▸ To be done
Extract every line of the records below that contains the word "What".

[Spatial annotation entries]
┌────────
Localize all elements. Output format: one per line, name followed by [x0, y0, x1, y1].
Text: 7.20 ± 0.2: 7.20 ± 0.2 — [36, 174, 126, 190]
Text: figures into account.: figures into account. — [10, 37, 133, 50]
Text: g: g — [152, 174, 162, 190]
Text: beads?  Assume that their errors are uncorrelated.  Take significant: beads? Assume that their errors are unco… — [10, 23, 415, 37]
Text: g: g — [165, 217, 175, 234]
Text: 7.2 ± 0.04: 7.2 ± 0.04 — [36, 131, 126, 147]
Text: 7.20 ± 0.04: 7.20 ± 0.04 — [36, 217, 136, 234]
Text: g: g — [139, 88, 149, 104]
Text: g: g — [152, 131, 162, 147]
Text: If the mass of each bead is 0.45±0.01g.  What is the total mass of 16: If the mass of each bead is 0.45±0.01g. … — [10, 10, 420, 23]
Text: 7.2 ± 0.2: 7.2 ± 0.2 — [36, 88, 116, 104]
└────────
▸ Output for this task
Text: If the mass of each bead is 0.45±0.01g.  What is the total mass of 16: If the mass of each bead is 0.45±0.01g. … — [10, 10, 420, 23]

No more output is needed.